- _Directive_: Every line in the listing is to be echoed verbatim.

┌────────

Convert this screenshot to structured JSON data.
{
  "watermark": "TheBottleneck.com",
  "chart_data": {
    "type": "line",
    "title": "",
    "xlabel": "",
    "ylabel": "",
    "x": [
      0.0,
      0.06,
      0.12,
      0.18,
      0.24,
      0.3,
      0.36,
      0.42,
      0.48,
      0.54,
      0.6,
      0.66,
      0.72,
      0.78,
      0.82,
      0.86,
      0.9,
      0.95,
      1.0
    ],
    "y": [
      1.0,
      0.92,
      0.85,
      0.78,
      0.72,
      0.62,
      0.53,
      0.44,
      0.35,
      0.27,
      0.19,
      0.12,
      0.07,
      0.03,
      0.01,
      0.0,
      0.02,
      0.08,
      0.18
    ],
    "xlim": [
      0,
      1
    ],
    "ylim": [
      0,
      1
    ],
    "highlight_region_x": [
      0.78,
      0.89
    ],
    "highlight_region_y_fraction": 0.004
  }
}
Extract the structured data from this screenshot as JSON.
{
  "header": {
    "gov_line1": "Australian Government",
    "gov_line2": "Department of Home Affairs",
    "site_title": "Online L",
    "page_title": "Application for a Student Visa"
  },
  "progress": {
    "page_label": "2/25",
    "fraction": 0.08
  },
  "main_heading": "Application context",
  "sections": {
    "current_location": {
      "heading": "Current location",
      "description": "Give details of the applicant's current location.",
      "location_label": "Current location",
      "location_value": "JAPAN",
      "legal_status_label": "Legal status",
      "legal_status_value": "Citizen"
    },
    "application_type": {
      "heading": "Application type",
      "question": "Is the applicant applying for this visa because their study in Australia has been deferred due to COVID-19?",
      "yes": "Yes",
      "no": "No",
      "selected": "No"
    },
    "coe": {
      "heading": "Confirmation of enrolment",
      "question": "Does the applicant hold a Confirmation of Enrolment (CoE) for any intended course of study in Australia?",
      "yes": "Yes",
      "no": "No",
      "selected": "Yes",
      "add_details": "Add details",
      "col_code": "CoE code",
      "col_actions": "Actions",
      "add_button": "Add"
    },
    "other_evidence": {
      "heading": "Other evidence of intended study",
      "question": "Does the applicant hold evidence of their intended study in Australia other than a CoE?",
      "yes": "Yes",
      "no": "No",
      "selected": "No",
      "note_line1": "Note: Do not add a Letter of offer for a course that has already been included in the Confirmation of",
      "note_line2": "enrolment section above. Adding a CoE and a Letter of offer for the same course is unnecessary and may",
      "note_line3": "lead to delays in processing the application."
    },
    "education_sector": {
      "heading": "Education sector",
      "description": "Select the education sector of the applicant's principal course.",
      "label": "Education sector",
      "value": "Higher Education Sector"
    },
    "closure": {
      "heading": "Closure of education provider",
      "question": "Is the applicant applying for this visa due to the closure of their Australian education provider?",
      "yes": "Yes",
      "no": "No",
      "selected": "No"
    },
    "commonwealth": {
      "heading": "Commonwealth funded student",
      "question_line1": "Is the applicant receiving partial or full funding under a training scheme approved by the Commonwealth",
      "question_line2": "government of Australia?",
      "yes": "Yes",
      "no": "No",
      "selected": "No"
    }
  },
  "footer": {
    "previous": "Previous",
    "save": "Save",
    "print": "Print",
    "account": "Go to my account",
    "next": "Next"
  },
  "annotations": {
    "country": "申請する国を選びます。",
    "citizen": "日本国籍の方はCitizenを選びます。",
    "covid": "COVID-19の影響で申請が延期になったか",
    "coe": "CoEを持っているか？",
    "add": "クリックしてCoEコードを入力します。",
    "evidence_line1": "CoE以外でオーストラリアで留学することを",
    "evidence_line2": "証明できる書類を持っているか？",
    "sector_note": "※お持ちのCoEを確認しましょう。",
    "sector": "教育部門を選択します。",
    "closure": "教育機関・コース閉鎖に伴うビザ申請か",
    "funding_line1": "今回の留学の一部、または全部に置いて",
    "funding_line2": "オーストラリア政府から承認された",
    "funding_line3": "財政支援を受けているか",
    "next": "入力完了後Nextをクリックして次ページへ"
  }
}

└────────

- _Solution to this task_:
Convert this screenshot to structured JSON data.
{
  "watermark": "TheBottleneck.com",
  "chart_data": {
    "type": "line",
    "title": "",
    "xlabel": "",
    "ylabel": "",
    "x": [
      0.0,
      0.06,
      0.12,
      0.18,
      0.24,
      0.3,
      0.36,
      0.42,
      0.48,
      0.54,
      0.6,
      0.66,
      0.72,
      0.78,
      0.82,
      0.86,
      0.9,
      0.95,
      1.0
    ],
    "y": [
      1.0,
      0.92,
      0.85,
      0.78,
      0.72,
      0.62,
      0.53,
      0.44,
      0.35,
      0.27,
      0.19,
      0.12,
      0.07,
      0.03,
      0.01,
      0.0,
      0.02,
      0.08,
      0.18
    ],
    "xlim": [
      0,
      1
    ],
    "ylim": [
      0,
      1
    ],
    "highlight_region_x": [
      0.78,
      0.89
    ],
    "highlight_region_y_fraction": 0.004
  }
}
Extract the structured data from this screenshot as JSON.
{
  "header": {
    "gov_line1": "Australian Government",
    "gov_line2": "Department of Home Affairs",
    "site_title": "Online L",
    "page_title": "Application for a Student Visa"
  },
  "progress": {
    "page_label": "2/25",
    "fraction": 0.08
  },
  "main_heading": "Application context",
  "sections": {
    "current_location": {
      "heading": "Current location",
      "description": "Give details of the applicant's current location.",
      "location_label": "Current location",
      "location_value": "JAPAN",
      "legal_status_label": "Legal status",
      "legal_status_value": "Citizen"
    },
    "application_type": {
      "heading": "Application type",
      "question": "Is the applicant applying for this visa because their study in Australia has been deferred due to COVID-19?",
      "yes": "Yes",
      "no": "No",
      "selected": "No"
    },
    "coe": {
      "heading": "Confirmation of enrolment",
      "question": "Does the applicant hold a Confirmation of Enrolment (CoE) for any intended course of study in Australia?",
      "yes": "Yes",
      "no": "No",
      "selected": "Yes",
      "add_details": "Add details",
      "col_code": "CoE code",
      "col_actions": "Actions",
      "add_button": "Add"
    },
    "other_evidence": {
      "heading": "Other evidence of intended study",
      "question": "Does the applicant hold evidence of their intended study in Australia other than a CoE?",
      "yes": "Yes",
      "no": "No",
      "selected": "No",
      "note_line1": "Note: Do not add a Letter of offer for a course that has already been included in the Confirmation of",
      "note_line2": "enrolment section above. Adding a CoE and a Letter of offer for the same course is unnecessary and may",
      "note_line3": "lead to delays in processing the application."
    },
    "education_sector": {
      "heading": "Education sector",
      "description": "Select the education sector of the applicant's principal course.",
      "label": "Education sector",
      "value": "Higher Education Sector"
    },
    "closure": {
      "heading": "Closure of education provider",
      "question": "Is the applicant applying for this visa due to the closure of their Australian education provider?",
      "yes": "Yes",
      "no": "No",
      "selected": "No"
    },
    "commonwealth": {
      "heading": "Commonwealth funded student",
      "question_line1": "Is the applicant receiving partial or full funding under a training scheme approved by the Commonwealth",
      "question_line2": "government of Australia?",
      "yes": "Yes",
      "no": "No",
      "selected": "No"
    }
  },
  "footer": {
    "previous": "Previous",
    "save": "Save",
    "print": "Print",
    "account": "Go to my account",
    "next": "Next"
  },
  "annotations": {
    "country": "申請する国を選びます。",
    "citizen": "日本国籍の方はCitizenを選びます。",
    "covid": "COVID-19の影響で申請が延期になったか",
    "coe": "CoEを持っているか？",
    "add": "クリックしてCoEコードを入力します。",
    "evidence_line1": "CoE以外でオーストラリアで留学することを",
    "evidence_line2": "証明できる書類を持っているか？",
    "sector_note": "※お持ちのCoEを確認しましょう。",
    "sector": "教育部門を選択します。",
    "closure": "教育機関・コース閉鎖に伴うビザ申請か",
    "funding_line1": "今回の留学の一部、または全部に置いて",
    "funding_line2": "オーストラリア政府から承認された",
    "funding_line3": "財政支援を受けているか",
    "next": "入力完了後Nextをクリックして次ページへ"
  }
}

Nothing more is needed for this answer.